■ **Exercise**
All entries must be repeated exactly; do not include the pictures.
***** Records shown *****
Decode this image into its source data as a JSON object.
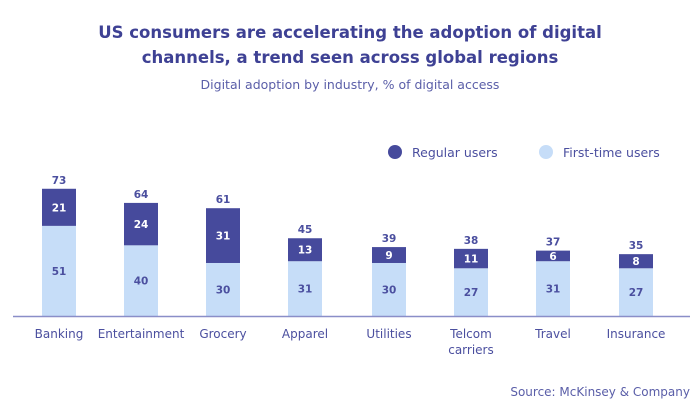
{
  "title_line1": "US consumers are accelerating the adoption of digital",
  "title_line2": "channels, a trend seen across global regions",
  "subtitle": "Digital adoption by industry, % of digital access",
  "source": "Source: McKinsey & Company",
  "colors": {
    "regular": "#464a9c",
    "first_time": "#c6ddf8",
    "text": "#4b4f9f"
  },
  "chart_data": {
    "type": "bar",
    "stacked": true,
    "title": "US consumers are accelerating the adoption of digital channels, a trend seen across global regions",
    "subtitle": "Digital adoption by industry, % of digital access",
    "categories": [
      [
        "Banking"
      ],
      [
        "Entertainment"
      ],
      [
        "Grocery"
      ],
      [
        "Apparel"
      ],
      [
        "Utilities"
      ],
      [
        "Telcom",
        "carriers"
      ],
      [
        "Travel"
      ],
      [
        "Insurance"
      ]
    ],
    "series": [
      {
        "name": "First-time users",
        "values": [
          51,
          40,
          30,
          31,
          30,
          27,
          31,
          27
        ]
      },
      {
        "name": "Regular users",
        "values": [
          21,
          24,
          31,
          13,
          9,
          11,
          6,
          8
        ]
      }
    ],
    "totals": [
      73,
      64,
      61,
      45,
      39,
      38,
      37,
      35
    ],
    "legend": [
      "Regular users",
      "First-time users"
    ],
    "legend_position": "top-right",
    "grid": false,
    "ylim": [
      0,
      75
    ]
  }
}
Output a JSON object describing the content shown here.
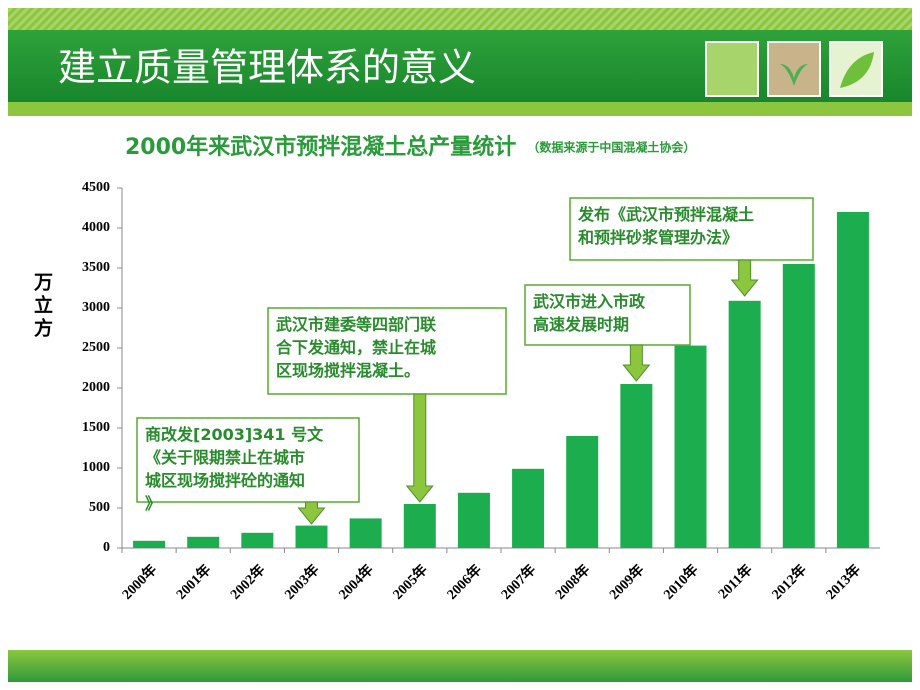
{
  "header": {
    "title": "建立质量管理体系的意义"
  },
  "chart_data": {
    "type": "bar",
    "title": "2000年来武汉市预拌混凝土总产量统计",
    "subtitle": "（数据来源于中国混凝土协会）",
    "y_label": "万立方",
    "categories": [
      "2000年",
      "2001年",
      "2002年",
      "2003年",
      "2004年",
      "2005年",
      "2006年",
      "2007年",
      "2008年",
      "2009年",
      "2010年",
      "2011年",
      "2012年",
      "2013年"
    ],
    "values": [
      90,
      140,
      190,
      280,
      370,
      550,
      690,
      990,
      1400,
      2050,
      2530,
      3090,
      3550,
      4200
    ],
    "color": "#1cad4f",
    "ylim": [
      0,
      4500
    ],
    "yticks": [
      0,
      500,
      1000,
      1500,
      2000,
      2500,
      3000,
      3500,
      4000,
      4500
    ],
    "annotations": [
      {
        "lines": [
          "商改发[2003]341 号文",
          "《关于限期禁止在城市",
          "城区现场搅拌砼的通知",
          "》"
        ]
      },
      {
        "lines": [
          "武汉市建委等四部门联",
          "合下发通知，禁止在城",
          "区现场搅拌混凝土。"
        ]
      },
      {
        "lines": [
          "武汉市进入市政",
          "高速发展时期"
        ]
      },
      {
        "lines": [
          "发布《武汉市预拌混凝土",
          "和预拌砂浆管理办法》"
        ]
      }
    ]
  }
}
*****
■ **Response**
Decode this image into its source data as a JSON object.
{
  "title_line1": "US consumers are accelerating the adoption of digital",
  "title_line2": "channels, a trend seen across global regions",
  "subtitle": "Digital adoption by industry, % of digital access",
  "source": "Source: McKinsey & Company",
  "colors": {
    "regular": "#464a9c",
    "first_time": "#c6ddf8",
    "text": "#4b4f9f"
  },
  "chart_data": {
    "type": "bar",
    "stacked": true,
    "title": "US consumers are accelerating the adoption of digital channels, a trend seen across global regions",
    "subtitle": "Digital adoption by industry, % of digital access",
    "categories": [
      [
        "Banking"
      ],
      [
        "Entertainment"
      ],
      [
        "Grocery"
      ],
      [
        "Apparel"
      ],
      [
        "Utilities"
      ],
      [
        "Telcom",
        "carriers"
      ],
      [
        "Travel"
      ],
      [
        "Insurance"
      ]
    ],
    "series": [
      {
        "name": "First-time users",
        "values": [
          51,
          40,
          30,
          31,
          30,
          27,
          31,
          27
        ]
      },
      {
        "name": "Regular users",
        "values": [
          21,
          24,
          31,
          13,
          9,
          11,
          6,
          8
        ]
      }
    ],
    "totals": [
      73,
      64,
      61,
      45,
      39,
      38,
      37,
      35
    ],
    "legend": [
      "Regular users",
      "First-time users"
    ],
    "legend_position": "top-right",
    "grid": false,
    "ylim": [
      0,
      75
    ]
  }
}
Output a JSON object describing the content shown here.
{
  "header": {
    "title": "建立质量管理体系的意义"
  },
  "chart_data": {
    "type": "bar",
    "title": "2000年来武汉市预拌混凝土总产量统计",
    "subtitle": "（数据来源于中国混凝土协会）",
    "y_label": "万立方",
    "categories": [
      "2000年",
      "2001年",
      "2002年",
      "2003年",
      "2004年",
      "2005年",
      "2006年",
      "2007年",
      "2008年",
      "2009年",
      "2010年",
      "2011年",
      "2012年",
      "2013年"
    ],
    "values": [
      90,
      140,
      190,
      280,
      370,
      550,
      690,
      990,
      1400,
      2050,
      2530,
      3090,
      3550,
      4200
    ],
    "color": "#1cad4f",
    "ylim": [
      0,
      4500
    ],
    "yticks": [
      0,
      500,
      1000,
      1500,
      2000,
      2500,
      3000,
      3500,
      4000,
      4500
    ],
    "annotations": [
      {
        "lines": [
          "商改发[2003]341 号文",
          "《关于限期禁止在城市",
          "城区现场搅拌砼的通知",
          "》"
        ]
      },
      {
        "lines": [
          "武汉市建委等四部门联",
          "合下发通知，禁止在城",
          "区现场搅拌混凝土。"
        ]
      },
      {
        "lines": [
          "武汉市进入市政",
          "高速发展时期"
        ]
      },
      {
        "lines": [
          "发布《武汉市预拌混凝土",
          "和预拌砂浆管理办法》"
        ]
      }
    ]
  }
}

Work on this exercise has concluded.